[Data entries for graphics]

· · · · ·

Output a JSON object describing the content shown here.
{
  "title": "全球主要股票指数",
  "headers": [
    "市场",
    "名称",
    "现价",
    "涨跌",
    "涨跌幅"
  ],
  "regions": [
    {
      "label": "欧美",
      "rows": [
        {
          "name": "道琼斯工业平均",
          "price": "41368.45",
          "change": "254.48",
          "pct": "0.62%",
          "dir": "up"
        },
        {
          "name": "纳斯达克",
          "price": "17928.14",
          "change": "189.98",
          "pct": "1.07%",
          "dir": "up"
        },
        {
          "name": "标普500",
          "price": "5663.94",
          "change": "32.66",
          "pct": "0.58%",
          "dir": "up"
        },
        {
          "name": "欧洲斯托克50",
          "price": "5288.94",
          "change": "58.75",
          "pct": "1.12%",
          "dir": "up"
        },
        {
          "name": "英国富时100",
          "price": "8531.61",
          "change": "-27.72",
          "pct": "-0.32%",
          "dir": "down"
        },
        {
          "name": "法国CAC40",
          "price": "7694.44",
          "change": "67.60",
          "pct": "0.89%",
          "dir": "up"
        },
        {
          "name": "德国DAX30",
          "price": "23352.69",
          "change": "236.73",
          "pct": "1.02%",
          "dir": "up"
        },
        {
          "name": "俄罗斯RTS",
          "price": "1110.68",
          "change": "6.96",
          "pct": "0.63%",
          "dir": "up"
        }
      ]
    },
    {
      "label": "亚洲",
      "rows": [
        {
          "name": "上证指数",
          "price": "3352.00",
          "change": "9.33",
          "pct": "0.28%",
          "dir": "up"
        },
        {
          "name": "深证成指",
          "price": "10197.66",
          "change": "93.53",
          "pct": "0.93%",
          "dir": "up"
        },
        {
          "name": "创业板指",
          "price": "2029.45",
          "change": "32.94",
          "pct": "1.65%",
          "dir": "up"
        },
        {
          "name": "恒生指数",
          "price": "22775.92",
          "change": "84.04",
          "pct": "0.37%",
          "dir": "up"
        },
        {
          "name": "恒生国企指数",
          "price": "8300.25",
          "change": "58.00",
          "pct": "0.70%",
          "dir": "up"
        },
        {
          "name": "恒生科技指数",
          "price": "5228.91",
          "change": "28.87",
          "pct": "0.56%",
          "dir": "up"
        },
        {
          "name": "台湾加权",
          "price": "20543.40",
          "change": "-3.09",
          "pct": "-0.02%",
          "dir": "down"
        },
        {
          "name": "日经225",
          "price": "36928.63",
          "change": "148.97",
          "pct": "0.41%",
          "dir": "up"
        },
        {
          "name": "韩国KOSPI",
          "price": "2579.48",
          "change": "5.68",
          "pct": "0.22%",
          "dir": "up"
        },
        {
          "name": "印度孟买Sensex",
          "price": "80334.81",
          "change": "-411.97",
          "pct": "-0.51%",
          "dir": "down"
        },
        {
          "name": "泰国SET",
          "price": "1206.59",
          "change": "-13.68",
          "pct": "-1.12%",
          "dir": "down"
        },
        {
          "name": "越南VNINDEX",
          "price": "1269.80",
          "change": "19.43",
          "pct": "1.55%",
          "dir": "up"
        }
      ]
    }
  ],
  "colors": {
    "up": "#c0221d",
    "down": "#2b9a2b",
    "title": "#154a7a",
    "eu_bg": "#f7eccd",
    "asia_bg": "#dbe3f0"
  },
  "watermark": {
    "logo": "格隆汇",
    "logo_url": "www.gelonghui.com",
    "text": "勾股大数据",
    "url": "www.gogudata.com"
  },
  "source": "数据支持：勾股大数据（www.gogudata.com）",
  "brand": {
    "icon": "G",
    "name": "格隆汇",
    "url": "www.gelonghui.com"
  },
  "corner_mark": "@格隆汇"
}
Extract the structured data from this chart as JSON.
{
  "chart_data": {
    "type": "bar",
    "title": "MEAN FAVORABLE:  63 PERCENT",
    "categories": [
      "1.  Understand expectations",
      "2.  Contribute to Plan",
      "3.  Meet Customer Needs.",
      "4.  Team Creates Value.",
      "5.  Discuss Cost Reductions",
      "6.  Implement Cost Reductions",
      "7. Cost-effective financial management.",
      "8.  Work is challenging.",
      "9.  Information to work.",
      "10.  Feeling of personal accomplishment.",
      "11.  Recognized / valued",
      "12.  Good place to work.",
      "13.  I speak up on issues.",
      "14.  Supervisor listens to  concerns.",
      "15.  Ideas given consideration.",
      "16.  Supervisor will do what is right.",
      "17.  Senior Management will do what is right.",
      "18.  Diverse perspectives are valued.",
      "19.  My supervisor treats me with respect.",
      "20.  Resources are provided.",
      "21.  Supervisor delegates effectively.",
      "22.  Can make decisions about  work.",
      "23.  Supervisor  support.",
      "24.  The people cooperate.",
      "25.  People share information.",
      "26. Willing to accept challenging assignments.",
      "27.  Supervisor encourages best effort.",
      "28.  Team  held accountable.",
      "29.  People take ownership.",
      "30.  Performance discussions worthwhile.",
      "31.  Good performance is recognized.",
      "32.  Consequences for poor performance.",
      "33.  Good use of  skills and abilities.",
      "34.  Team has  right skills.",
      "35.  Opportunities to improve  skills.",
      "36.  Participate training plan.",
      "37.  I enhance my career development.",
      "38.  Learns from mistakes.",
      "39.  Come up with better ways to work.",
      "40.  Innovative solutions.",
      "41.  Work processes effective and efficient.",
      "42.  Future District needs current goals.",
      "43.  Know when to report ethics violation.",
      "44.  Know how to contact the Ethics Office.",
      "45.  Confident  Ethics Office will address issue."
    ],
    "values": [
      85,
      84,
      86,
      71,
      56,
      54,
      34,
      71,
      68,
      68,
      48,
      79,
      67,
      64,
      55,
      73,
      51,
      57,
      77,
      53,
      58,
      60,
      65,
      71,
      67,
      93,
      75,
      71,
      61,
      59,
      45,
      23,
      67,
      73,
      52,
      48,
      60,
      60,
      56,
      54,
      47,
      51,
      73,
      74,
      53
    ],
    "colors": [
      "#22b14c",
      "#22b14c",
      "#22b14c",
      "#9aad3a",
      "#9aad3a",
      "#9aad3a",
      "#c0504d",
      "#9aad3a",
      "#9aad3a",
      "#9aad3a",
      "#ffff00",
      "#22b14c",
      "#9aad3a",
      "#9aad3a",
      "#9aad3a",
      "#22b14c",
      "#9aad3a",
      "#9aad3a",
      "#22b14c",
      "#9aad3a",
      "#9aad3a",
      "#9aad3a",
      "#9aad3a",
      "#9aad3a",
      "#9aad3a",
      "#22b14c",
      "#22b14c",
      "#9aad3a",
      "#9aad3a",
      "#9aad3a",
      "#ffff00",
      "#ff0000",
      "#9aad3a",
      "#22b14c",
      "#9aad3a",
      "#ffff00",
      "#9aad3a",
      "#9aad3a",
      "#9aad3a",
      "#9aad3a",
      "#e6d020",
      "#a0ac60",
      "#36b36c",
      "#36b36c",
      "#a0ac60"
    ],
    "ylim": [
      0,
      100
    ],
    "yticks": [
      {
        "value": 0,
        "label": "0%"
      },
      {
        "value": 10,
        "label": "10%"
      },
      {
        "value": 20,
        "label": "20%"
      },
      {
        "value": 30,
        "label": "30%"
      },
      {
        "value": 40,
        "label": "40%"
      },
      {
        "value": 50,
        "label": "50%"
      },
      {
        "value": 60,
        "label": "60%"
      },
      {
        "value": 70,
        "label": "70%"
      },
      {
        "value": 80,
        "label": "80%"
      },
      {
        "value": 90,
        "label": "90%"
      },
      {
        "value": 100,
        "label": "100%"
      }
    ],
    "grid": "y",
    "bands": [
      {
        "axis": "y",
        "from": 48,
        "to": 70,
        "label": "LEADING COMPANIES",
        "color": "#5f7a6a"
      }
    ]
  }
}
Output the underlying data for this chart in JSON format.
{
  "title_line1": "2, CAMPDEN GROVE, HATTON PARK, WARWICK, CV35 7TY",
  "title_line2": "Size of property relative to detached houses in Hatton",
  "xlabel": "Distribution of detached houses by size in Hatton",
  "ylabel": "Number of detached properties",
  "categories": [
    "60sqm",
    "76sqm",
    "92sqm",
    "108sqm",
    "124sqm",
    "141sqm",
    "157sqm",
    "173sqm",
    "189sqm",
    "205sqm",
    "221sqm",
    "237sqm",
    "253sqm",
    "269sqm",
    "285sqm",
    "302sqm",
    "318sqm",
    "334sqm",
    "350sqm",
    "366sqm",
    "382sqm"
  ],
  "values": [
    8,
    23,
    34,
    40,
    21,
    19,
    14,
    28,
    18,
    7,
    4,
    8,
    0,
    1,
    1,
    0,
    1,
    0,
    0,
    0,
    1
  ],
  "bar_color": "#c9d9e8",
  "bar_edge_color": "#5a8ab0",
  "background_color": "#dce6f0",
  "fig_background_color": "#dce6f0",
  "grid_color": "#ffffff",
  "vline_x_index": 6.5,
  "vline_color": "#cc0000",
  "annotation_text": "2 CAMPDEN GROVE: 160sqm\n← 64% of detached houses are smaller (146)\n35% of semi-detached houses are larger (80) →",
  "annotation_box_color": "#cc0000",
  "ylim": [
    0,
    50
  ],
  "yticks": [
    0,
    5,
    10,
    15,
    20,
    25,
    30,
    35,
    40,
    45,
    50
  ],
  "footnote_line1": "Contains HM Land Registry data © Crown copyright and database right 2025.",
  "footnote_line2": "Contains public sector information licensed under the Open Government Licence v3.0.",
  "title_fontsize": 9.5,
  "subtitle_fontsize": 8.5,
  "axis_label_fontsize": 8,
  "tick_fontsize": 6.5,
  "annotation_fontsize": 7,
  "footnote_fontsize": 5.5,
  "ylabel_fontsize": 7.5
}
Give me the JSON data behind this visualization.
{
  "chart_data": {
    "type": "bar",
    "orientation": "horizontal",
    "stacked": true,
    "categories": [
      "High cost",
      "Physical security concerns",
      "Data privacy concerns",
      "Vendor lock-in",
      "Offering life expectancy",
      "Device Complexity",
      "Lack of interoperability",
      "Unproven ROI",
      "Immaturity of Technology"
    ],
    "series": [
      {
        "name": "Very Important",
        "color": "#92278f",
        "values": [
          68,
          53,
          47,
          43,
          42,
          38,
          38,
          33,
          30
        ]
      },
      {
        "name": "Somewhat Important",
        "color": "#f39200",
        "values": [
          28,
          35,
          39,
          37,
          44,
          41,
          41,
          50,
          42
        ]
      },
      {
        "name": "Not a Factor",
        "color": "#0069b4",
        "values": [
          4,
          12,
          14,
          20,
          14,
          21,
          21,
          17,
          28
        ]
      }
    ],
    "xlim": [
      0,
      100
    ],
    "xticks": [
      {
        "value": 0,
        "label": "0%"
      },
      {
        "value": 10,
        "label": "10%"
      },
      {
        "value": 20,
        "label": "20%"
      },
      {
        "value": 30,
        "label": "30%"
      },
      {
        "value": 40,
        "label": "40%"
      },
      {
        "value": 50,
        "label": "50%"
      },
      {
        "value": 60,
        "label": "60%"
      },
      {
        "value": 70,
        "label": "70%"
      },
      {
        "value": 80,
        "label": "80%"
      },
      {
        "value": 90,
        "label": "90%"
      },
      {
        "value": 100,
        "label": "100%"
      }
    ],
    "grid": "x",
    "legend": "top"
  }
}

· · · · ·

** GIVEN PROBLEM **
Go through the listing above line by line and say how many lines hold the word "Contains". Reply with that number only.

** RESULT BELOW **
2